* **Task brief**: Work out how many lines hold the string "xlabel". Give that number and nothing more.

* **Record extracts**:
---*---
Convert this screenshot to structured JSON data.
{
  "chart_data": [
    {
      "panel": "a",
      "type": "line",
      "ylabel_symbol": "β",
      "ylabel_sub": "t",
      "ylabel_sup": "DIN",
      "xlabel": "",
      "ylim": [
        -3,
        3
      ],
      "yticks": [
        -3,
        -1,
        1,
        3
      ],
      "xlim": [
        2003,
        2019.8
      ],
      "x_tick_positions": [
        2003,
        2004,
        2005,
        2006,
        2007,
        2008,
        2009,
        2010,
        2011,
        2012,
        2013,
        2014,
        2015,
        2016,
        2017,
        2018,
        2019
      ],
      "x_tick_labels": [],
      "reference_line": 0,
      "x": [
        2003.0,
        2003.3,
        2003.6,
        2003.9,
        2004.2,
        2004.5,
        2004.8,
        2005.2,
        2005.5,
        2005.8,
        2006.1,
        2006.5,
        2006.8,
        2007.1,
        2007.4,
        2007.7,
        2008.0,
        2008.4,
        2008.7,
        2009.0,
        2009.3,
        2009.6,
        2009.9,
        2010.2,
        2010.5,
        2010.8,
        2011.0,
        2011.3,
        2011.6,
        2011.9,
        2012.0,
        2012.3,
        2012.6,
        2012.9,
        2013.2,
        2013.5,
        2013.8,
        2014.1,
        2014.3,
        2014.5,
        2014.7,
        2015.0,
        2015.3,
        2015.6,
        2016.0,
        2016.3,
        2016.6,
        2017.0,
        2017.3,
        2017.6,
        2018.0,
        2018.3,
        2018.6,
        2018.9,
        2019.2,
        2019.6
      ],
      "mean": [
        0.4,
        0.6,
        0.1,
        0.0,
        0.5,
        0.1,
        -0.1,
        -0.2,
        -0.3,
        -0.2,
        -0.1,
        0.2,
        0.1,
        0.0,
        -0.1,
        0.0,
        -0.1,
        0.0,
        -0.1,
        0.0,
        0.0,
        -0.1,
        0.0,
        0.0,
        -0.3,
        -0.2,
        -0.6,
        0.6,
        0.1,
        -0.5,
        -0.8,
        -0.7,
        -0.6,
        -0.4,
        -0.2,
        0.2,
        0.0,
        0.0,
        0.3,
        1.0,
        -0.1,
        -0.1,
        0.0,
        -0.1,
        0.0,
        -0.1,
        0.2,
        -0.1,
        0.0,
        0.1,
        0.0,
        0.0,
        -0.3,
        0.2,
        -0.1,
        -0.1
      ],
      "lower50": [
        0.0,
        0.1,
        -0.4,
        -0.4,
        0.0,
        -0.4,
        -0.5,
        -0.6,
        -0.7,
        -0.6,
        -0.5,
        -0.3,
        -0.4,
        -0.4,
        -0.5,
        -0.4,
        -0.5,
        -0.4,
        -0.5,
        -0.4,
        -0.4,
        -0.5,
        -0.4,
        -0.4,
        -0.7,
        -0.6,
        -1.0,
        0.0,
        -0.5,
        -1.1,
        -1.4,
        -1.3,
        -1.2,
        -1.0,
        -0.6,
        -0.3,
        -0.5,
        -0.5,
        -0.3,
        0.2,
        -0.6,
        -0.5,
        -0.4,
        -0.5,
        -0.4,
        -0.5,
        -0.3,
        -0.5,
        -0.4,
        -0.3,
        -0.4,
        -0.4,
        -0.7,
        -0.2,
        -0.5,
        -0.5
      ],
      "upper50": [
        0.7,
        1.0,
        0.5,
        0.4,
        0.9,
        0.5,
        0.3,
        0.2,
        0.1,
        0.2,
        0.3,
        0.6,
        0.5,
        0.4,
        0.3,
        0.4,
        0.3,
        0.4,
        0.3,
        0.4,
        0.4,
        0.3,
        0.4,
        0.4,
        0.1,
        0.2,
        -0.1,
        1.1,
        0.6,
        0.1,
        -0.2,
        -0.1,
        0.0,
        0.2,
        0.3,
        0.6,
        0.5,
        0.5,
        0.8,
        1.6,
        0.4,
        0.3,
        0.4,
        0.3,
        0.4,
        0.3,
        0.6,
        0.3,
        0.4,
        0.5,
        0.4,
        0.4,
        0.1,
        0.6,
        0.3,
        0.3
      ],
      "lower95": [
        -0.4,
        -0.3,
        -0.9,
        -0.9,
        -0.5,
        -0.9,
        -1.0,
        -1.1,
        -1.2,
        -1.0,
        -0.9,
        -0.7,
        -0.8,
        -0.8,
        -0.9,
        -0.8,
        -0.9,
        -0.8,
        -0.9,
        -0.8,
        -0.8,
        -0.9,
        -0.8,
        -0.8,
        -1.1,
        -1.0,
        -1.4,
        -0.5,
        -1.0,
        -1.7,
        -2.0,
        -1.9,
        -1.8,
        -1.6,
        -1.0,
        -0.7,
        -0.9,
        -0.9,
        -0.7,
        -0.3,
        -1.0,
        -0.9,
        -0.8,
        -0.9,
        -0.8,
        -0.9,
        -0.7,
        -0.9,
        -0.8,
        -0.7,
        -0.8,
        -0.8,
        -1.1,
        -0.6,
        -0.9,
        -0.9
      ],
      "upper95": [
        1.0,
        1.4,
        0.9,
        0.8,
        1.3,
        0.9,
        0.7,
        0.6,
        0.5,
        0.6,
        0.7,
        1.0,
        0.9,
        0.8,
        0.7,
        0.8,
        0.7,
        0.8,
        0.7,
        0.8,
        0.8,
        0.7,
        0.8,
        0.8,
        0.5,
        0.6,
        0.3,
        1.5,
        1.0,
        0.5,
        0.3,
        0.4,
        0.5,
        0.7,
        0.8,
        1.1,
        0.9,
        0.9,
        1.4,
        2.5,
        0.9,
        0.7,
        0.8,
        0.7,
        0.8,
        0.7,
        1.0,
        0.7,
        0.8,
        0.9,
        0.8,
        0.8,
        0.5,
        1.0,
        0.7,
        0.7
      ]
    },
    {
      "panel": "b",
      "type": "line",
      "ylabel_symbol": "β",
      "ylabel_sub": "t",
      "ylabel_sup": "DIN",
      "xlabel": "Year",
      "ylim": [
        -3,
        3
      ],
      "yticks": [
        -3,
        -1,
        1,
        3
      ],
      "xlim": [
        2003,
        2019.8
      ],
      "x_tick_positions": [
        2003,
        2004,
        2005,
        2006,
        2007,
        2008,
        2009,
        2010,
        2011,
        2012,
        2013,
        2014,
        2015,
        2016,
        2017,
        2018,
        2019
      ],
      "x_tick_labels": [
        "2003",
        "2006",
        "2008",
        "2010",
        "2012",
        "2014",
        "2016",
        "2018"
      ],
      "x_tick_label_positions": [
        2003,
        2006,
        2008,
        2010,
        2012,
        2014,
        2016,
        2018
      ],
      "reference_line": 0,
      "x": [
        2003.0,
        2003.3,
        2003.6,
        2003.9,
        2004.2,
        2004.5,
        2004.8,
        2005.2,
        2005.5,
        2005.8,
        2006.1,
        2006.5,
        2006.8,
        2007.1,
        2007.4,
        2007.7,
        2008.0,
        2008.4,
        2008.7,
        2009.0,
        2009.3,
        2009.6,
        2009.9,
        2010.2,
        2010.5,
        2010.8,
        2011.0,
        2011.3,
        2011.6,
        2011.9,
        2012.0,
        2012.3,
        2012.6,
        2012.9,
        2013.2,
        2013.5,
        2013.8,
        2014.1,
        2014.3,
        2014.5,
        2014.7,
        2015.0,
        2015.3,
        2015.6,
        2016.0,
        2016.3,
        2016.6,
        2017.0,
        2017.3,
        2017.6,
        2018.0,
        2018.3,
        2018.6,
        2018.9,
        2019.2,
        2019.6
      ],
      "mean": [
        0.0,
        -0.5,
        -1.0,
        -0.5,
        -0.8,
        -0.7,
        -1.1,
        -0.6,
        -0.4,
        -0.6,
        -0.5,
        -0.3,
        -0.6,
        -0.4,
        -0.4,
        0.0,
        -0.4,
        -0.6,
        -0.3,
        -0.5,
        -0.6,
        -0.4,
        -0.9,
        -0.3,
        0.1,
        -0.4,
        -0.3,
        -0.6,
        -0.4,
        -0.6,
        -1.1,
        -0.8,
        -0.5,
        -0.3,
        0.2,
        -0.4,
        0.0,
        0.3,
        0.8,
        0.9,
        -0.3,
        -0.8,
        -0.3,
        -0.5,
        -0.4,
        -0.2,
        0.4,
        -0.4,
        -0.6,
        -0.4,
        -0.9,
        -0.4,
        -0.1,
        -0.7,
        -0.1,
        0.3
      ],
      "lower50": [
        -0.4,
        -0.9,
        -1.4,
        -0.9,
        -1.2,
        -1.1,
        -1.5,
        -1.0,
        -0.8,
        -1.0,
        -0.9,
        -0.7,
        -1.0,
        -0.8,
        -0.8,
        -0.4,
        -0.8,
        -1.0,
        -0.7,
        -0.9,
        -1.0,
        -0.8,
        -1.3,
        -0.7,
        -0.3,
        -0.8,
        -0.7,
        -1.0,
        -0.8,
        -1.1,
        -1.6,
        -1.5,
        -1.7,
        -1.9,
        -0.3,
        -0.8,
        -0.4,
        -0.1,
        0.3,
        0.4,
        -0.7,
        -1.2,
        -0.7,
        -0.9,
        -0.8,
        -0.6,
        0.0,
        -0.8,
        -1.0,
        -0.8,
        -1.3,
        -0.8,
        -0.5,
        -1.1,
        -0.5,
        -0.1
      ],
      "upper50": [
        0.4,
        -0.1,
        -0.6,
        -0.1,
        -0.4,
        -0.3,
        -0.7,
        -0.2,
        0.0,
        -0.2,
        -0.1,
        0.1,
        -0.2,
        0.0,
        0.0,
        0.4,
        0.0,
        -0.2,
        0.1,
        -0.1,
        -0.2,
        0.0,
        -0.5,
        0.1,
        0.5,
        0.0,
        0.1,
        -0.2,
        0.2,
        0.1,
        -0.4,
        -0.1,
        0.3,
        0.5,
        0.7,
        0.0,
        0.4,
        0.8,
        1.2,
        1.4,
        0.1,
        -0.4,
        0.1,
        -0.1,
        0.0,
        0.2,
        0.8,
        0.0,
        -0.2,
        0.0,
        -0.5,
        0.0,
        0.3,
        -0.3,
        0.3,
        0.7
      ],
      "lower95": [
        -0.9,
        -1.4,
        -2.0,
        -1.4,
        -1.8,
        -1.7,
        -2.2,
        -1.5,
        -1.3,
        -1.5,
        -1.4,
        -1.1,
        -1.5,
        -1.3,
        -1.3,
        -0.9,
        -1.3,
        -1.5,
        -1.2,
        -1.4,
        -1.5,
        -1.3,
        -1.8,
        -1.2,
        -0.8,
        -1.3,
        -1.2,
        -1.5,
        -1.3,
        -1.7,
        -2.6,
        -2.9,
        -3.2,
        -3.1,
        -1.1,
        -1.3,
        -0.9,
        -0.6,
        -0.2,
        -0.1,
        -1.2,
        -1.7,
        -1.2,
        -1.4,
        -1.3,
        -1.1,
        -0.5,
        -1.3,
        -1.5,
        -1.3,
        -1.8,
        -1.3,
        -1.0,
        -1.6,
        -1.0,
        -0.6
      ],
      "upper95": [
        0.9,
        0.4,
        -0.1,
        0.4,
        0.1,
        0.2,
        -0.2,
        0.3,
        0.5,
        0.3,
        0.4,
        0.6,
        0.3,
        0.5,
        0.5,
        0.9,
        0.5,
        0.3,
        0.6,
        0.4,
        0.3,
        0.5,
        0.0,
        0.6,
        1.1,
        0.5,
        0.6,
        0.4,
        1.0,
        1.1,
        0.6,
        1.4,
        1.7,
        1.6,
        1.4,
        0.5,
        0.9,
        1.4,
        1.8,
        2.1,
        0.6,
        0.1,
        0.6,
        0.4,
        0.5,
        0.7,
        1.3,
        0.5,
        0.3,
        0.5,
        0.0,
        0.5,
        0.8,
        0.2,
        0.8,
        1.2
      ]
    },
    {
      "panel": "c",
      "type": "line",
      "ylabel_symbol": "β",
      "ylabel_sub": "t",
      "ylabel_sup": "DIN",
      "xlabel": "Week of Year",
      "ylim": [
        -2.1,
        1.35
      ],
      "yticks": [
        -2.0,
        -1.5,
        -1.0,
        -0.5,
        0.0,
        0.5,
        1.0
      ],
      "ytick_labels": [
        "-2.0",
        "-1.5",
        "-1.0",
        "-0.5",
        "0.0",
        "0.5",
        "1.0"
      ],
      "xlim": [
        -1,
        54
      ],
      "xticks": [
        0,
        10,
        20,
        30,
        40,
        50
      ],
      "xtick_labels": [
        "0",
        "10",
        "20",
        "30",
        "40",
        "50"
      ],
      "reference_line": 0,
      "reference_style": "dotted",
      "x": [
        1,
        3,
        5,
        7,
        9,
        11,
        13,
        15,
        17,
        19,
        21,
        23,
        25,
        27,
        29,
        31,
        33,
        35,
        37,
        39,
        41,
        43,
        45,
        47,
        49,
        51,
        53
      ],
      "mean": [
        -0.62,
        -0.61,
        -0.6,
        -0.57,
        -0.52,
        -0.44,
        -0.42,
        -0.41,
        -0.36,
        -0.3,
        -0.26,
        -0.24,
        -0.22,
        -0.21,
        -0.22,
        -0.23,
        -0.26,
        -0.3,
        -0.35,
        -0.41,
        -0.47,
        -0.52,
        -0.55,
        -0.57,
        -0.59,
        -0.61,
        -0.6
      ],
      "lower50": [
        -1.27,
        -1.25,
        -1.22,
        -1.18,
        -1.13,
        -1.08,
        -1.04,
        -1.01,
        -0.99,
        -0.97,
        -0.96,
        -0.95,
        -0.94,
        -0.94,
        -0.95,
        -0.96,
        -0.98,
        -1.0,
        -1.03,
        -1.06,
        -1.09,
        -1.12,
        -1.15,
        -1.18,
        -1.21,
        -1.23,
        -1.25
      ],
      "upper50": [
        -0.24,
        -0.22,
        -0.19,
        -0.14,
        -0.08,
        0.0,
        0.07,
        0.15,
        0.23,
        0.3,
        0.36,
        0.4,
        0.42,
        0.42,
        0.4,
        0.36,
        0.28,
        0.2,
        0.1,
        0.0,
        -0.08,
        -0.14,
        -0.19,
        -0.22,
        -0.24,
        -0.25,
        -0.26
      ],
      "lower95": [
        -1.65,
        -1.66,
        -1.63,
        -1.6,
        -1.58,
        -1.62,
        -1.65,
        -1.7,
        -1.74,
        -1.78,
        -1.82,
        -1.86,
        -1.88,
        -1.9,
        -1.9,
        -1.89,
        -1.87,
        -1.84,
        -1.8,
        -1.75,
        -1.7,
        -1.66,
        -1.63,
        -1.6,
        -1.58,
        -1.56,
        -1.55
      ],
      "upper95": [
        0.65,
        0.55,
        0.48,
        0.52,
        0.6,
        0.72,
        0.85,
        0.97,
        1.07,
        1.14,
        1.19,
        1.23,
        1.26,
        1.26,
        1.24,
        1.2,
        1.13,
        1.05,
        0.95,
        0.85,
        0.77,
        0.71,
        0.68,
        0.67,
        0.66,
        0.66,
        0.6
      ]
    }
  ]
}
---*---
* **Problem solution**: 3